↓↓↓

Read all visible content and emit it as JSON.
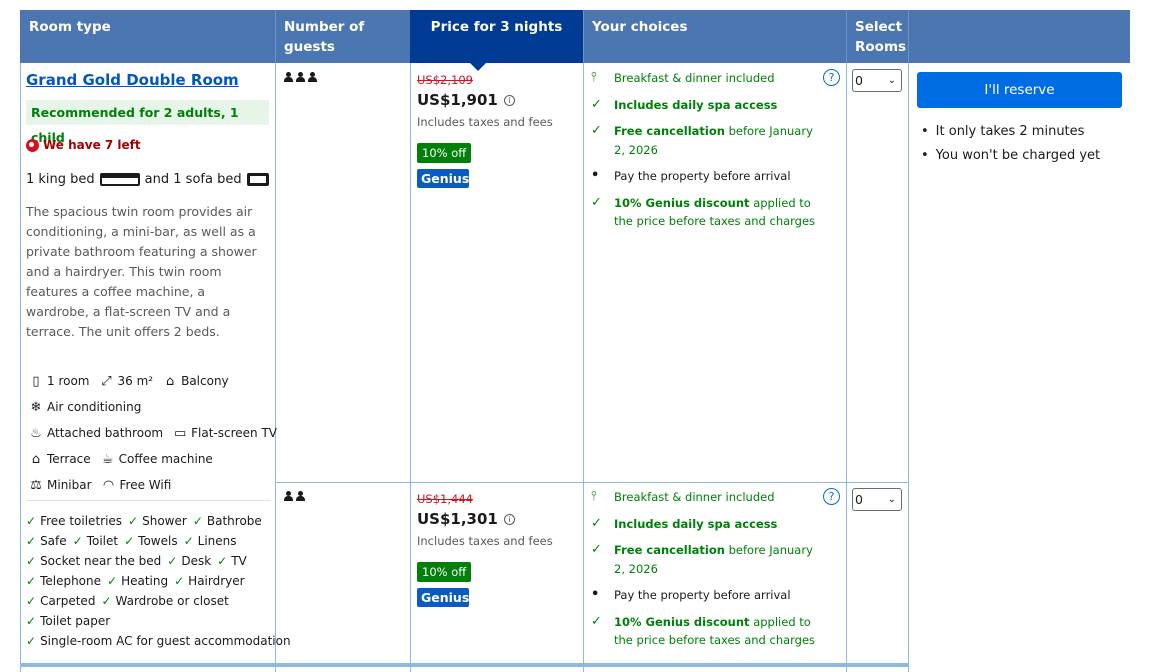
{
  "header": {
    "room_type": "Room type",
    "number_of_guests": "Number of guests",
    "price_for_nights": "Price for 3 nights",
    "your_choices": "Your choices",
    "select_rooms_line1": "Select",
    "select_rooms_line2": "Rooms"
  },
  "room": {
    "title": "Grand Gold Double Room",
    "recommendation": "Recommended for 2 adults, 1 child",
    "availability": "We have 7 left",
    "beds_part1": "1 king bed",
    "beds_part2": "and 1 sofa bed",
    "description": "The spacious twin room provides air conditioning, a mini-bar, as well as a private bathroom featuring a shower and a hairdryer. This twin room features a coffee machine, a wardrobe, a flat-screen TV and a terrace. The unit offers 2 beds.",
    "facilities": [
      [
        {
          "icon": "room-icon",
          "glyph": "▯",
          "label": "1 room"
        },
        {
          "icon": "size-icon",
          "glyph": "⤢",
          "label": "36 m²"
        },
        {
          "icon": "balcony-icon",
          "glyph": "⌂",
          "label": "Balcony"
        }
      ],
      [
        {
          "icon": "air-conditioning-icon",
          "glyph": "❄",
          "label": "Air conditioning"
        }
      ],
      [
        {
          "icon": "bathroom-icon",
          "glyph": "♨",
          "label": "Attached bathroom"
        },
        {
          "icon": "tv-icon",
          "glyph": "▭",
          "label": "Flat-screen TV"
        }
      ],
      [
        {
          "icon": "terrace-icon",
          "glyph": "⌂",
          "label": "Terrace"
        },
        {
          "icon": "coffee-machine-icon",
          "glyph": "☕",
          "label": "Coffee machine"
        }
      ],
      [
        {
          "icon": "minibar-icon",
          "glyph": "⚖",
          "label": "Minibar"
        },
        {
          "icon": "wifi-icon",
          "glyph": "◠",
          "label": "Free Wifi"
        }
      ]
    ],
    "amenities": [
      [
        "Free toiletries",
        "Shower",
        "Bathrobe"
      ],
      [
        "Safe",
        "Toilet",
        "Towels",
        "Linens"
      ],
      [
        "Socket near the bed",
        "Desk",
        "TV"
      ],
      [
        "Telephone",
        "Heating",
        "Hairdryer"
      ],
      [
        "Carpeted",
        "Wardrobe or closet"
      ],
      [
        "Toilet paper"
      ],
      [
        "Single-room AC for guest accommodation"
      ]
    ]
  },
  "options": [
    {
      "guests": 3,
      "old_price": "US$2,109",
      "new_price": "US$1,901",
      "tax_note": "Includes taxes and fees",
      "discount_badge": "10% off",
      "genius_badge": "Genius",
      "choices": {
        "meal": "Breakfast & dinner included",
        "spa": "Includes daily spa access",
        "cancel_bold": "Free cancellation",
        "cancel_rest": " before January 2, 2026",
        "payment": "Pay the property before arrival",
        "genius_bold": "10% Genius discount",
        "genius_rest": " applied to the price before taxes and charges"
      },
      "help_icon": "?",
      "select_value": "0"
    },
    {
      "guests": 2,
      "old_price": "US$1,444",
      "new_price": "US$1,301",
      "tax_note": "Includes taxes and fees",
      "discount_badge": "10% off",
      "genius_badge": "Genius",
      "choices": {
        "meal": "Breakfast & dinner included",
        "spa": "Includes daily spa access",
        "cancel_bold": "Free cancellation",
        "cancel_rest": " before January 2, 2026",
        "payment": "Pay the property before arrival",
        "genius_bold": "10% Genius discount",
        "genius_rest": " applied to the price before taxes and charges"
      },
      "help_icon": "?",
      "select_value": "0"
    }
  ],
  "reserve": {
    "button_label": "I'll reserve",
    "notes": [
      "It only takes 2 minutes",
      "You won't be charged yet"
    ]
  },
  "colors": {
    "header_bg": "#4c76b2",
    "price_header_bg": "#003b95",
    "reserve_button": "#006ce4",
    "green": "#008009",
    "strike_red": "#d4111e"
  }
}
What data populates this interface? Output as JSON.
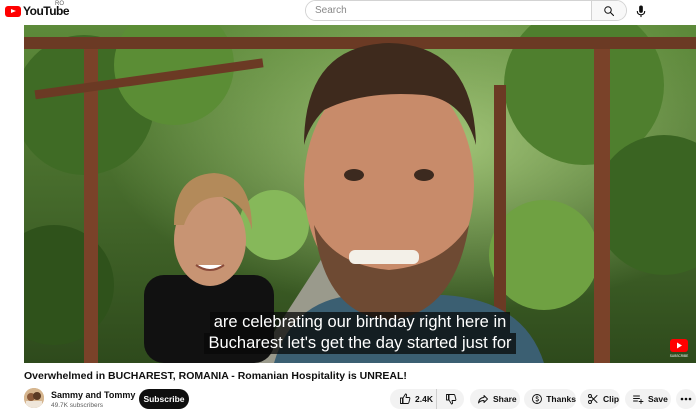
{
  "header": {
    "logo_text": "YouTube",
    "country_code": "RO",
    "search_placeholder": "Search"
  },
  "video": {
    "caption_lines": [
      "are celebrating our birthday right here in",
      "Bucharest let's get the day started just for"
    ],
    "watermark_text": "SUBSCRIBE"
  },
  "meta": {
    "title": "Overwhelmed in BUCHAREST, ROMANIA - Romanian Hospitality is UNREAL!",
    "channel_name": "Sammy and Tommy",
    "subscriber_count": "49.7K subscribers",
    "subscribe_label": "Subscribe"
  },
  "actions": {
    "like_count": "2.4K",
    "share_label": "Share",
    "thanks_label": "Thanks",
    "clip_label": "Clip",
    "save_label": "Save"
  },
  "colors": {
    "brand_red": "#ff0000",
    "subscribe_bg": "#0f0f0f",
    "pill_bg": "#f2f2f2"
  }
}
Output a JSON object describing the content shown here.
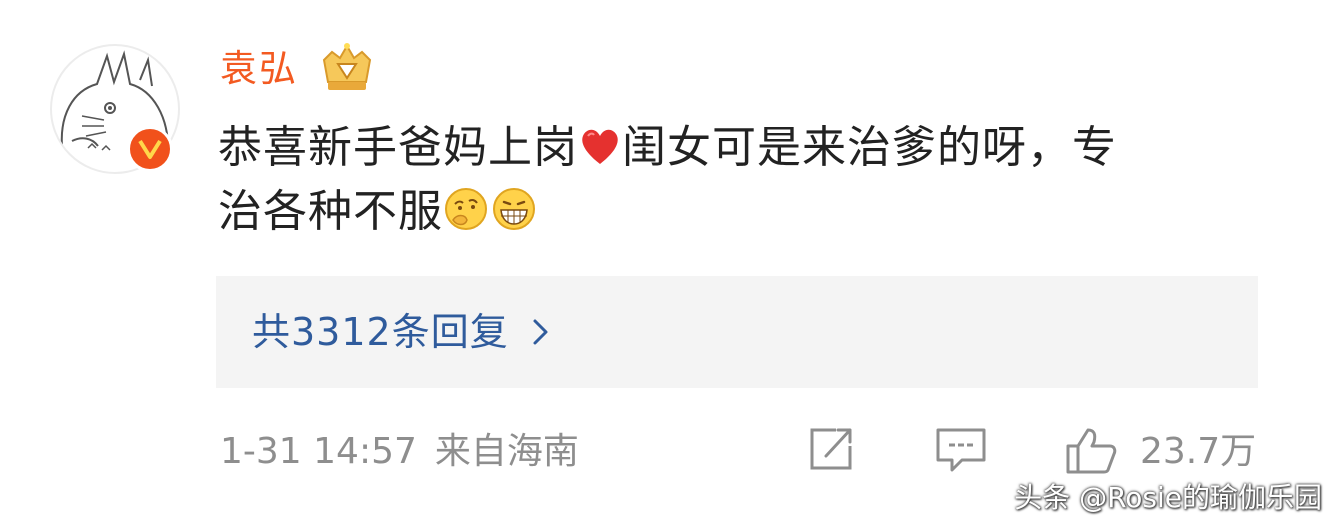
{
  "user": {
    "name": "袁弘"
  },
  "comment": {
    "line1_before_heart": "恭喜新手爸妈上岗",
    "line1_after_heart": "闺女可是来治爹的呀，专",
    "line2": "治各种不服"
  },
  "replies": {
    "label": "共3312条回复"
  },
  "meta": {
    "time": "1-31 14:57",
    "source": "来自海南"
  },
  "actions": {
    "likes": "23.7万"
  },
  "watermark": {
    "text": "头条 @Rosie的瑜伽乐园"
  },
  "colors": {
    "username": "#f35a21",
    "link": "#2f5b9c",
    "meta": "#8e8e8e",
    "verified_badge": "#f1511b"
  },
  "icons": [
    "verified-badge-icon",
    "crown-badge-icon",
    "heart-icon",
    "thinking-emoji-icon",
    "grin-emoji-icon",
    "chevron-right-icon",
    "share-icon",
    "comment-icon",
    "like-icon"
  ]
}
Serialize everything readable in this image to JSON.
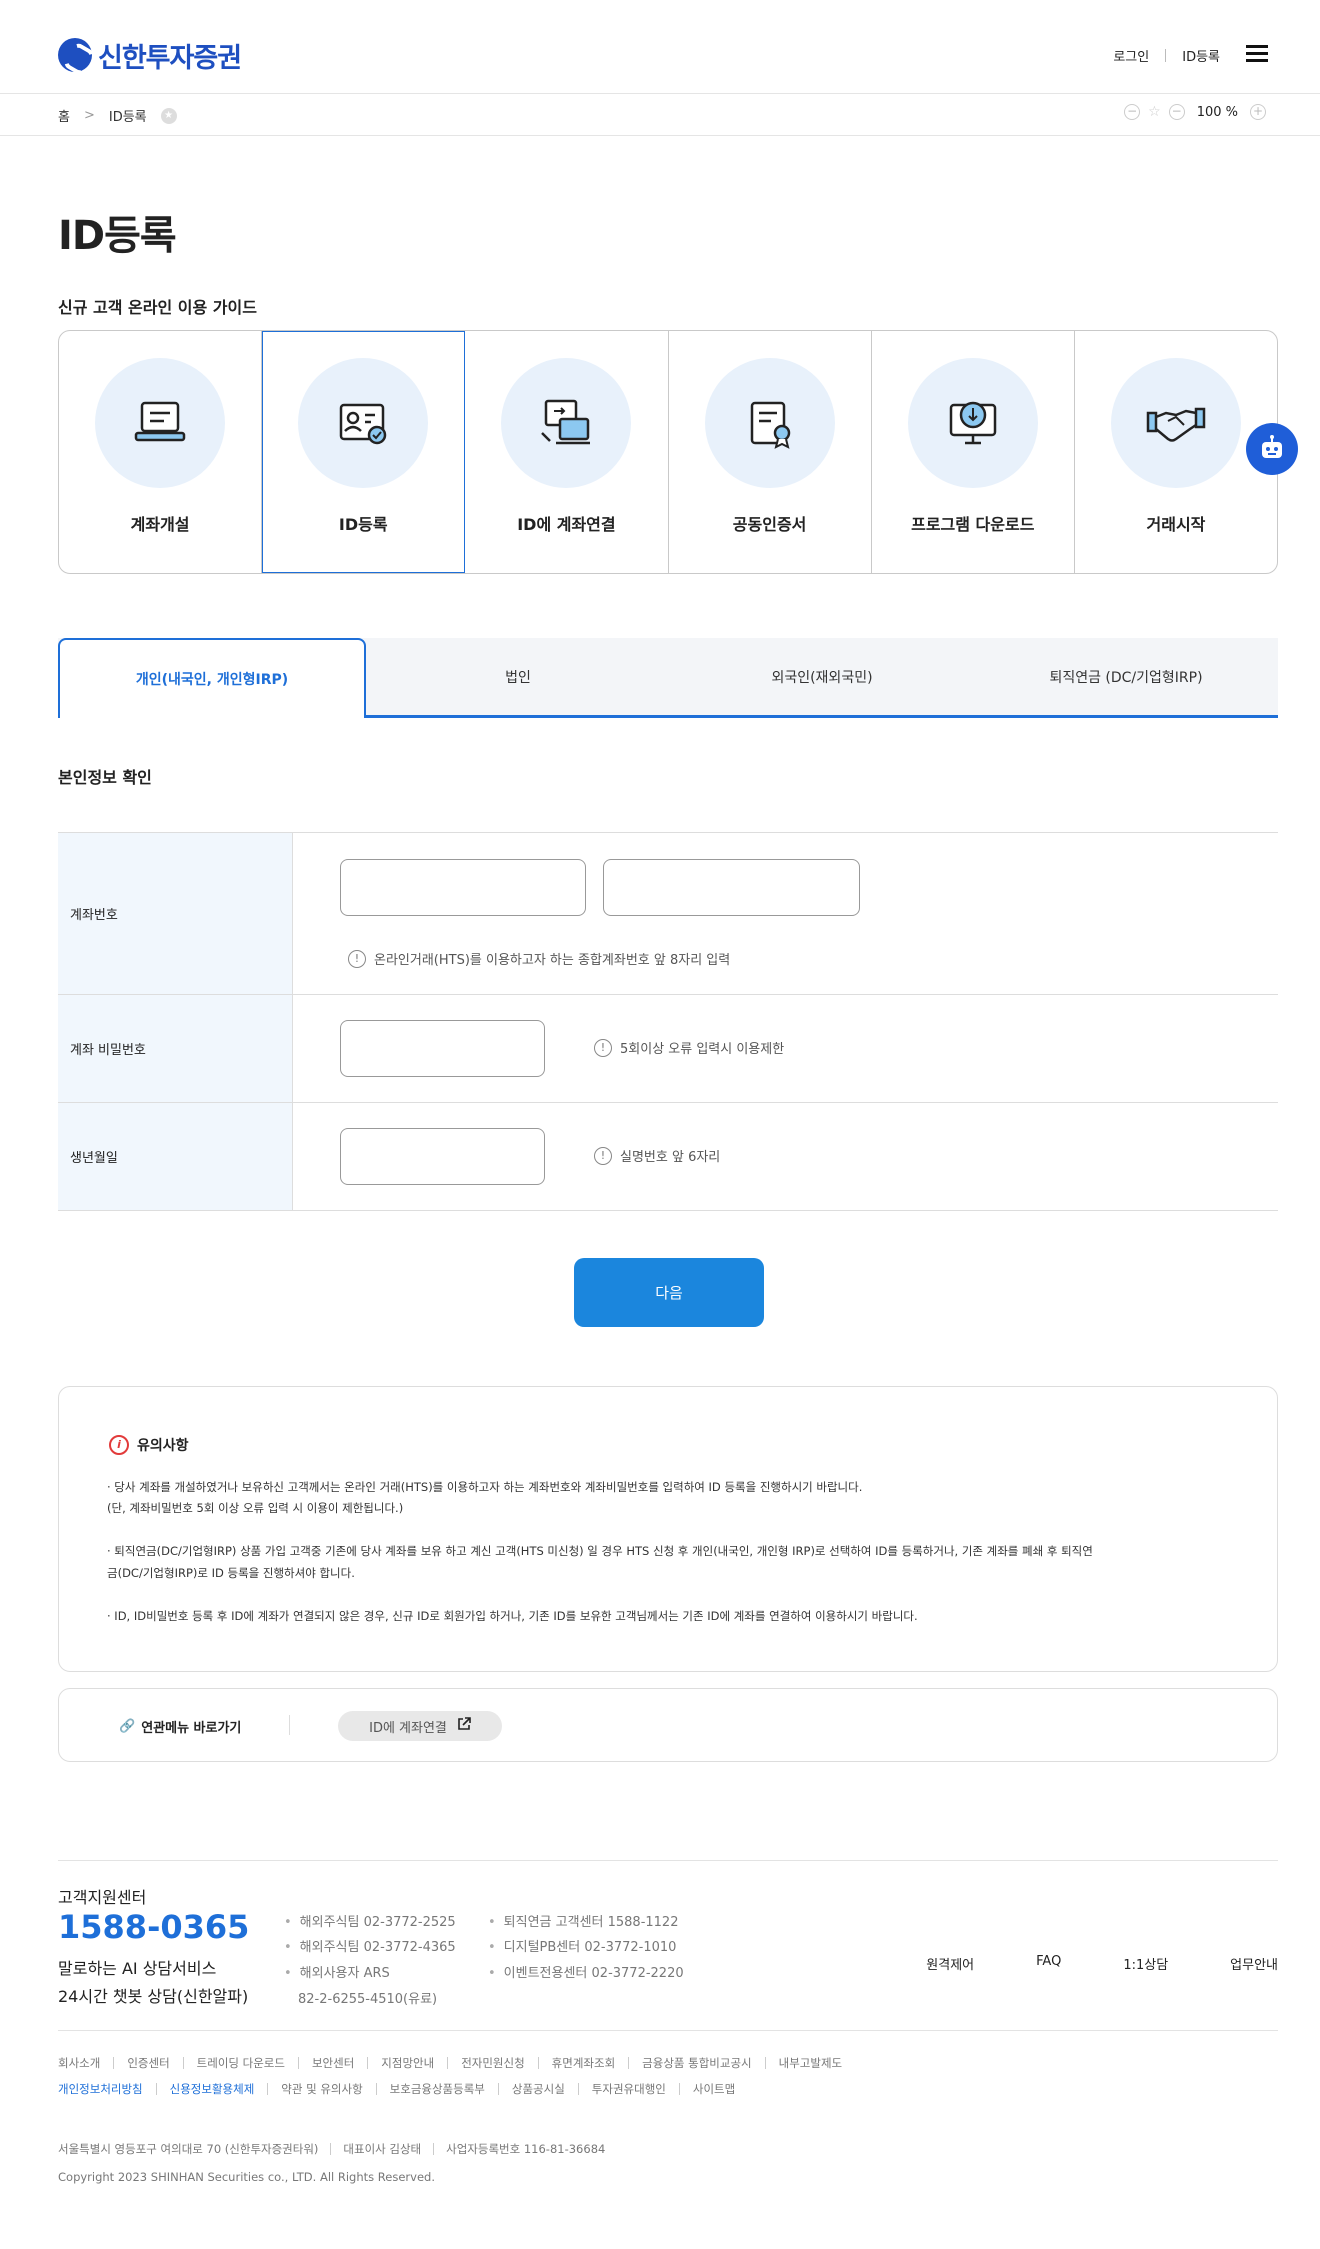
{
  "brand": {
    "name": "신한투자증권",
    "color": "#1e4fc0",
    "accent": "#1e6fd8"
  },
  "header": {
    "login": "로그인",
    "id_register": "ID등록",
    "menu_icon": "hamburger-icon"
  },
  "breadcrumb": {
    "home": "홈",
    "sep": ">",
    "current": "ID등록",
    "zoom": "100 %",
    "zoom_out": "−",
    "zoom_in": "+"
  },
  "page_title": "ID등록",
  "guide": {
    "title": "신규 고객 온라인 이용 가이드",
    "items": [
      {
        "label": "계좌개설",
        "icon": "laptop-icon"
      },
      {
        "label": "ID등록",
        "icon": "id-card-icon"
      },
      {
        "label": "ID에 계좌연결",
        "icon": "link-devices-icon"
      },
      {
        "label": "공동인증서",
        "icon": "certificate-icon"
      },
      {
        "label": "프로그램 다운로드",
        "icon": "download-monitor-icon"
      },
      {
        "label": "거래시작",
        "icon": "handshake-icon"
      }
    ]
  },
  "tabs": [
    {
      "label": "개인(내국인, 개인형IRP)",
      "active": true
    },
    {
      "label": "법인"
    },
    {
      "label": "외국인(재외국민)"
    },
    {
      "label": "퇴직연금 (DC/기업형IRP)"
    }
  ],
  "form": {
    "title": "본인정보 확인",
    "account_label": "계좌번호",
    "account_hint": "온라인거래(HTS)를 이용하고자 하는 종합계좌번호 앞 8자리 입력",
    "password_label": "계좌 비밀번호",
    "password_hint": "5회이상 오류 입력시 이용제한",
    "birth_label": "생년월일",
    "birth_hint": "실명번호 앞 6자리",
    "hint_mark": "!"
  },
  "next_button": "다음",
  "notice": {
    "icon_mark": "i",
    "title": "유의사항",
    "lines": [
      "· 당사 계좌를 개설하였거나 보유하신 고객께서는 온라인 거래(HTS)를 이용하고자 하는 계좌번호와 계좌비밀번호를 입력하여 ID 등록을 진행하시기 바랍니다.",
      "(단, 계좌비밀번호 5회 이상 오류 입력 시 이용이 제한됩니다.)",
      "· 퇴직연금(DC/기업형IRP) 상품 가입 고객중 기존에 당사 계좌를 보유 하고 계신 고객(HTS 미신청) 일 경우 HTS 신청 후 개인(내국인, 개인형 IRP)로 선택하여 ID를 등록하거나, 기존 계좌를 폐쇄 후 퇴직연",
      "금(DC/기업형IRP)로 ID 등록을 진행하셔야 합니다.",
      "· ID, ID비밀번호 등록 후 ID에 계좌가 연결되지 않은 경우, 신규 ID로 회원가입 하거나, 기존 ID를 보유한 고객님께서는 기존 ID에 계좌를 연결하여 이용하시기 바랍니다."
    ]
  },
  "related": {
    "label": "연관메뉴 바로가기",
    "button": "ID에 계좌연결"
  },
  "footer": {
    "cs_title": "고객지원센터",
    "cs_phone": "1588-0365",
    "ai_service": "말로하는 AI 상담서비스",
    "chatbot": "24시간 챗봇 상담(신한알파)",
    "phones_col1": [
      "해외주식팀 02-3772-2525",
      "해외주식팀 02-3772-4365",
      "해외사용자 ARS",
      "82-2-6255-4510(유료)"
    ],
    "phones_col2": [
      "퇴직연금 고객센터 1588-1122",
      "디지털PB센터 02-3772-1010",
      "이벤트전용센터 02-3772-2220"
    ],
    "links": [
      "원격제어",
      "FAQ",
      "1:1상담",
      "업무안내"
    ],
    "nav_row1": [
      "회사소개",
      "인증센터",
      "트레이딩 다운로드",
      "보안센터",
      "지점망안내",
      "전자민원신청",
      "휴면계좌조회",
      "금융상품 통합비교공시",
      "내부고발제도"
    ],
    "nav_row2": [
      "개인정보처리방침",
      "신용정보활용체제",
      "약관 및 유의사항",
      "보호금융상품등록부",
      "상품공시실",
      "투자권유대행인",
      "사이트맵"
    ],
    "address": [
      "서울특별시 영등포구 여의대로 70 (신한투자증권타워)",
      "대표이사 김상태",
      "사업자등록번호 116-81-36684"
    ],
    "copyright": "Copyright 2023 SHINHAN Securities co., LTD. All Rights Reserved."
  }
}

↑↑↑

What is asked - What is the number of lines holding the word "glyph"? State it alone.

Answer - 10